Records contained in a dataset
────────

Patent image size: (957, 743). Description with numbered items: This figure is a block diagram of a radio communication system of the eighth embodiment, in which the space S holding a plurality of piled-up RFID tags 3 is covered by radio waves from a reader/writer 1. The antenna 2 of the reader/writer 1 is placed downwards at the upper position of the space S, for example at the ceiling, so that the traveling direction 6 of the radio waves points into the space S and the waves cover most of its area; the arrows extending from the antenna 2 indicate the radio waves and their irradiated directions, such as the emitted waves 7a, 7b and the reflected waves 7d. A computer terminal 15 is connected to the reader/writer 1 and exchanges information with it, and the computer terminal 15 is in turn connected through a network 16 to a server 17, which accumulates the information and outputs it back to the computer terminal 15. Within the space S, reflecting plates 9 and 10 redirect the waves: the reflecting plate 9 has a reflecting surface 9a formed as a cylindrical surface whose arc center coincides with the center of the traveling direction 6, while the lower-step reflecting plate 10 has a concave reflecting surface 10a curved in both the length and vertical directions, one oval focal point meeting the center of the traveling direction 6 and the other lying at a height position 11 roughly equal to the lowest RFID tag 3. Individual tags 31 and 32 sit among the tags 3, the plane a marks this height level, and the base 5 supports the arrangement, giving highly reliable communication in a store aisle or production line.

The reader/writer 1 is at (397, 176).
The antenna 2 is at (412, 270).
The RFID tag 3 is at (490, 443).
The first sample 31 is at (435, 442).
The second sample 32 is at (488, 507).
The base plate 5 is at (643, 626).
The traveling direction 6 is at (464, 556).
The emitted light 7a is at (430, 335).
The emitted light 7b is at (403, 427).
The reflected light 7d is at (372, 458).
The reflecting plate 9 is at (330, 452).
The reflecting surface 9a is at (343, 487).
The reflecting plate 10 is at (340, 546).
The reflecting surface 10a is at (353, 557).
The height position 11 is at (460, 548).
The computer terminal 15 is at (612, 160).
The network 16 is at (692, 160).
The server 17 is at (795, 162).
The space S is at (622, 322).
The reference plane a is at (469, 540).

────────

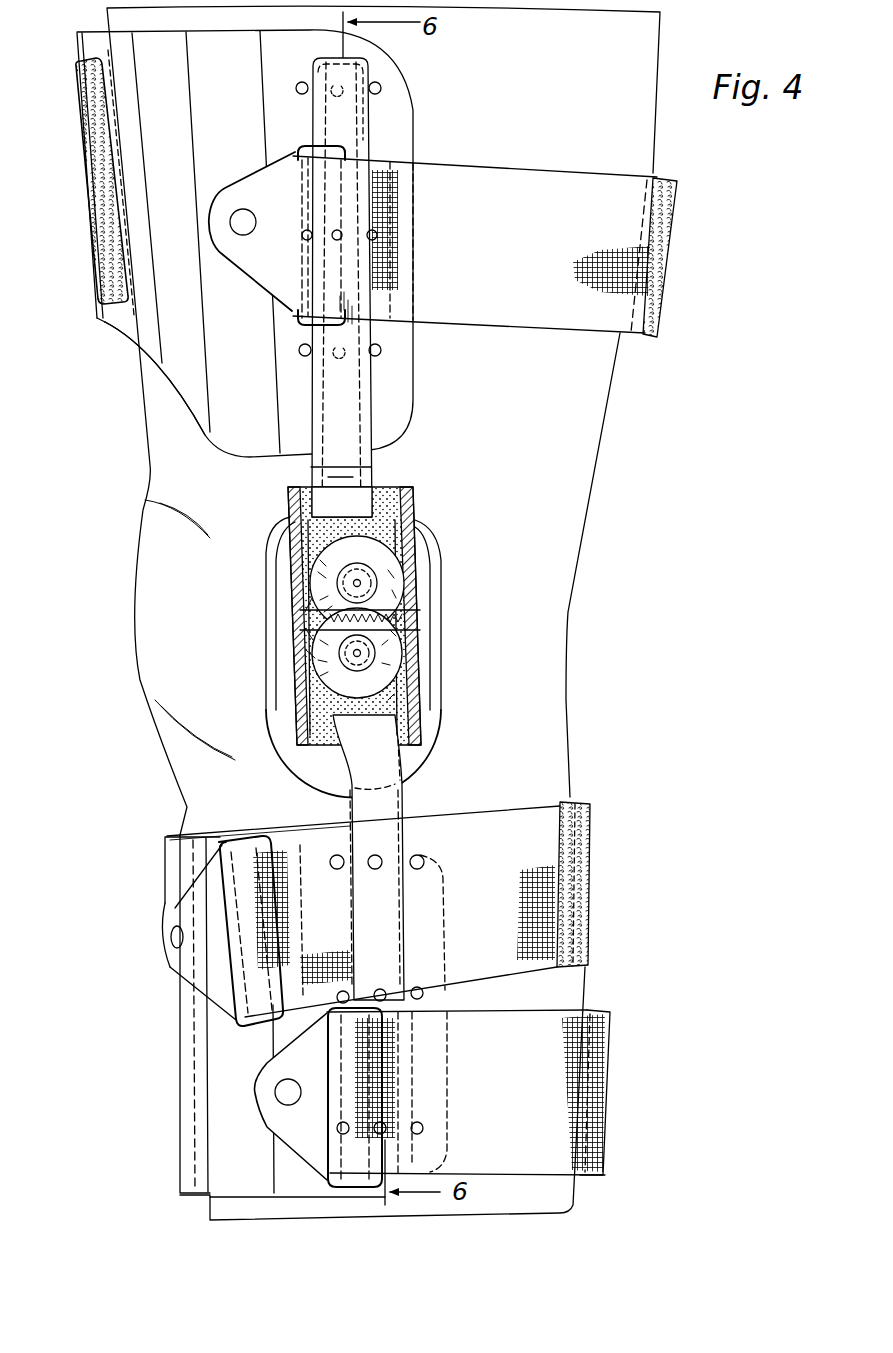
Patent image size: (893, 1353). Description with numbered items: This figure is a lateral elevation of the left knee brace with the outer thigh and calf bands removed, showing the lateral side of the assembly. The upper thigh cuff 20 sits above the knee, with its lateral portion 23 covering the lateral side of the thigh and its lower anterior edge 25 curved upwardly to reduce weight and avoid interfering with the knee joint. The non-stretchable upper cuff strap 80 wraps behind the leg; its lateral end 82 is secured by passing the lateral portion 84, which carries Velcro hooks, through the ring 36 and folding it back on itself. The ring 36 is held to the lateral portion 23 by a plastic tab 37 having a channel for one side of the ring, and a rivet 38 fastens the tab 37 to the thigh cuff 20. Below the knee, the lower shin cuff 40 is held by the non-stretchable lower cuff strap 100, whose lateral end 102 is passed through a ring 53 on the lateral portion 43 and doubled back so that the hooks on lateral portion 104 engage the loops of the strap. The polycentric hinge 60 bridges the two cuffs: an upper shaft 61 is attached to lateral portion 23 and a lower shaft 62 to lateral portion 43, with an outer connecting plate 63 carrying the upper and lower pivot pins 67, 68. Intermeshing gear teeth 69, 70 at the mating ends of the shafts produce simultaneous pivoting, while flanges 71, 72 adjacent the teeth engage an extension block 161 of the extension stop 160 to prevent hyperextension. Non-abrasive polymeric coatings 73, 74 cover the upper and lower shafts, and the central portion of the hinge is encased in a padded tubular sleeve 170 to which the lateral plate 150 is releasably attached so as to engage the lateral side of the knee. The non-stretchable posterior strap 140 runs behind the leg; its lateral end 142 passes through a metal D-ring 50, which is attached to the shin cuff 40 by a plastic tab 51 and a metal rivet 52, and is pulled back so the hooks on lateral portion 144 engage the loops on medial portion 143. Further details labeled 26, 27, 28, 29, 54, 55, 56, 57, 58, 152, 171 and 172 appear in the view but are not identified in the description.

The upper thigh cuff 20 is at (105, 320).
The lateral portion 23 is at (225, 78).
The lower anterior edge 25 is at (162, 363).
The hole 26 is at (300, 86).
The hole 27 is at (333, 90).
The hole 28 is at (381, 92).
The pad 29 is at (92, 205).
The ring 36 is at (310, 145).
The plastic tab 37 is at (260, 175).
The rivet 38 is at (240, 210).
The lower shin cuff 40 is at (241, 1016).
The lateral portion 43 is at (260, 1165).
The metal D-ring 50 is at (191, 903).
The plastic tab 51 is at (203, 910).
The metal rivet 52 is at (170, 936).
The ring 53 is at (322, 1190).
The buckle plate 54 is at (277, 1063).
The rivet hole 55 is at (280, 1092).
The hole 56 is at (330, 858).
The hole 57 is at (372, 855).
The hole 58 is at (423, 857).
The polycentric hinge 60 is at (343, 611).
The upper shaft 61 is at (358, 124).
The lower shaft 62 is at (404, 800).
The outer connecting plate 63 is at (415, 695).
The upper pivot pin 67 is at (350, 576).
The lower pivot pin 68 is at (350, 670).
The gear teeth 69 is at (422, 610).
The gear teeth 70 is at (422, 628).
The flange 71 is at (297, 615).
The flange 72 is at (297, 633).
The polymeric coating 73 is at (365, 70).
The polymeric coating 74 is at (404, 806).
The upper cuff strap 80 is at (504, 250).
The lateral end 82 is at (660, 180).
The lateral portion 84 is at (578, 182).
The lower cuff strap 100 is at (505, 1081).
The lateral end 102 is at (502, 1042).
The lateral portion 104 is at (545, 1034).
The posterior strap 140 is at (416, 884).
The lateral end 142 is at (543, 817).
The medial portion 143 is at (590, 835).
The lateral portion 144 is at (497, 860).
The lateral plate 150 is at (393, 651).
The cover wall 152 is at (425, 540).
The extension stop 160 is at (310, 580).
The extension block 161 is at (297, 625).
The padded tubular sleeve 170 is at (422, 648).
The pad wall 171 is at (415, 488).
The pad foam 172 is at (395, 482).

────────

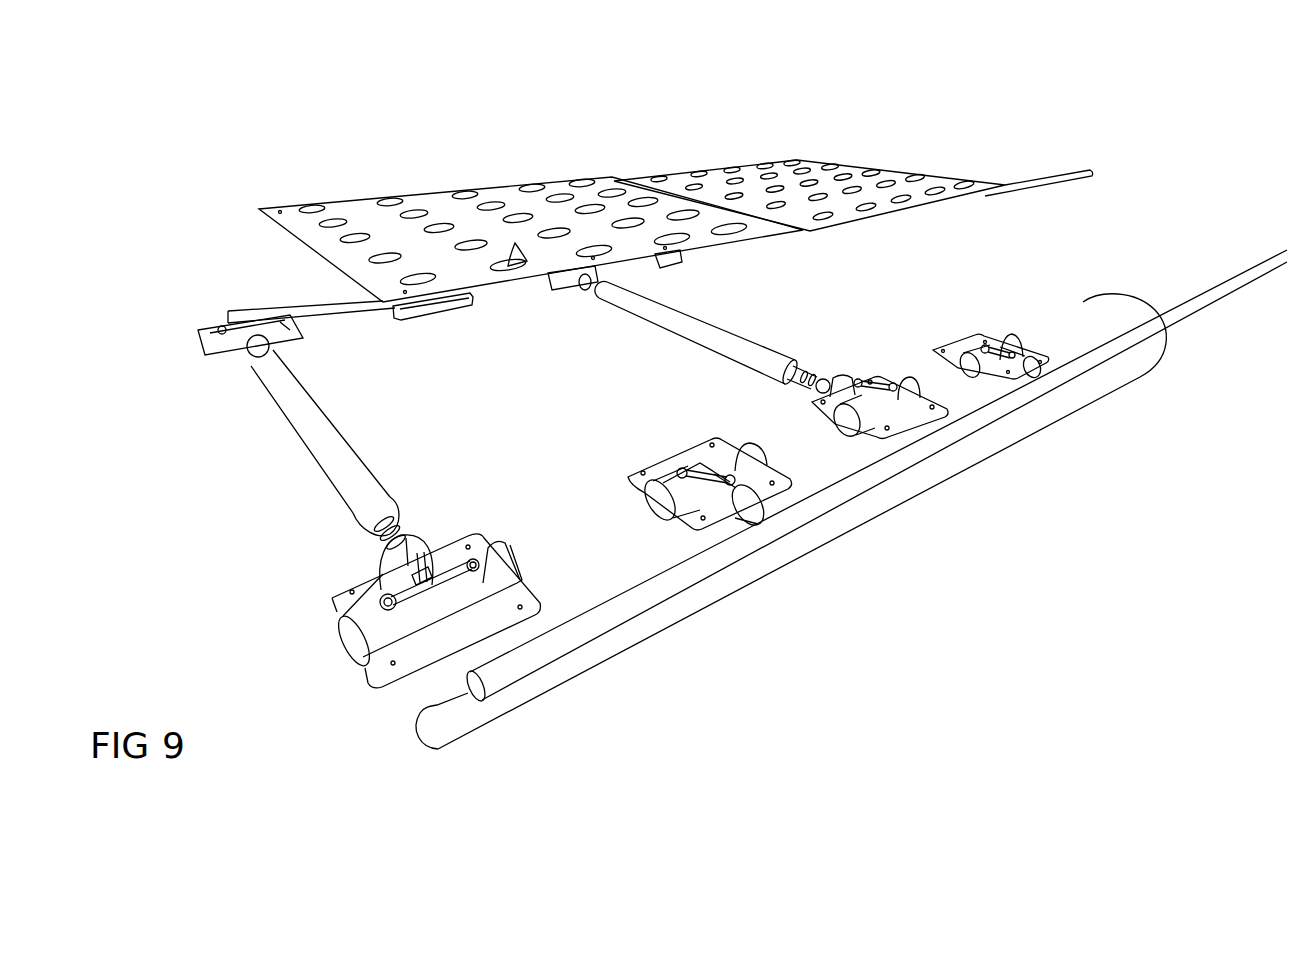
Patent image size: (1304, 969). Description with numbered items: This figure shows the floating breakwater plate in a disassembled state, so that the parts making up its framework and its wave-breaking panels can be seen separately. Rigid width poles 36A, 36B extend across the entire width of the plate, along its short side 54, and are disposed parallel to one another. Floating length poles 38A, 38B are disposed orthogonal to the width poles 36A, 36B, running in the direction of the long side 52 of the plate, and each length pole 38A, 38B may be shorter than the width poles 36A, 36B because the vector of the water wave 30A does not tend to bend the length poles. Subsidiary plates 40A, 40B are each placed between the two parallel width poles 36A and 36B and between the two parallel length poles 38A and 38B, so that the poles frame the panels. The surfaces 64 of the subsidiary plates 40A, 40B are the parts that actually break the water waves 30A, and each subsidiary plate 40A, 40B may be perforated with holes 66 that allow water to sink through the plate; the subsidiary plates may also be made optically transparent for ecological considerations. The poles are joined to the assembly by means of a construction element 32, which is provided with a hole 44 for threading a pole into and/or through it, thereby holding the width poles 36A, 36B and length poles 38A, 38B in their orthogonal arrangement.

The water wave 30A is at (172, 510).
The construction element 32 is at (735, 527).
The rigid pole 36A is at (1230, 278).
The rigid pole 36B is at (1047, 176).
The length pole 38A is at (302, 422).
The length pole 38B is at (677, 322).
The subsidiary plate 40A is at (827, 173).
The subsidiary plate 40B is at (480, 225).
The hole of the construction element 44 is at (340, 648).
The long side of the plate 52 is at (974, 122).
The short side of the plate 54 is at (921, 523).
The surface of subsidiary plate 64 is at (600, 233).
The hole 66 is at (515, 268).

────────

◆ Given instruction:
Copy out, without any change, the entries running from the line with "Patent image size: (957, 743)." up to and including the line with "The reflecting plate 10 is at (340, 546).".

◆ Final result:
Patent image size: (957, 743). Description with numbered items: This figure is a block diagram of a radio communication system of the eighth embodiment, in which the space S holding a plurality of piled-up RFID tags 3 is covered by radio waves from a reader/writer 1. The antenna 2 of the reader/writer 1 is placed downwards at the upper position of the space S, for example at the ceiling, so that the traveling direction 6 of the radio waves points into the space S and the waves cover most of its area; the arrows extending from the antenna 2 indicate the radio waves and their irradiated directions, such as the emitted waves 7a, 7b and the reflected waves 7d. A computer terminal 15 is connected to the reader/writer 1 and exchanges information with it, and the computer terminal 15 is in turn connected through a network 16 to a server 17, which accumulates the information and outputs it back to the computer terminal 15. Within the space S, reflecting plates 9 and 10 redirect the waves: the reflecting plate 9 has a reflecting surface 9a formed as a cylindrical surface whose arc center coincides with the center of the traveling direction 6, while the lower-step reflecting plate 10 has a concave reflecting surface 10a curved in both the length and vertical directions, one oval focal point meeting the center of the traveling direction 6 and the other lying at a height position 11 roughly equal to the lowest RFID tag 3. Individual tags 31 and 32 sit among the tags 3, the plane a marks this height level, and the base 5 supports the arrangement, giving highly reliable communication in a store aisle or production line.

The reader/writer 1 is at (397, 176).
The antenna 2 is at (412, 270).
The RFID tag 3 is at (490, 443).
The first sample 31 is at (435, 442).
The second sample 32 is at (488, 507).
The base plate 5 is at (643, 626).
The traveling direction 6 is at (464, 556).
The emitted light 7a is at (430, 335).
The emitted light 7b is at (403, 427).
The reflected light 7d is at (372, 458).
The reflecting plate 9 is at (330, 452).
The reflecting surface 9a is at (343, 487).
The reflecting plate 10 is at (340, 546).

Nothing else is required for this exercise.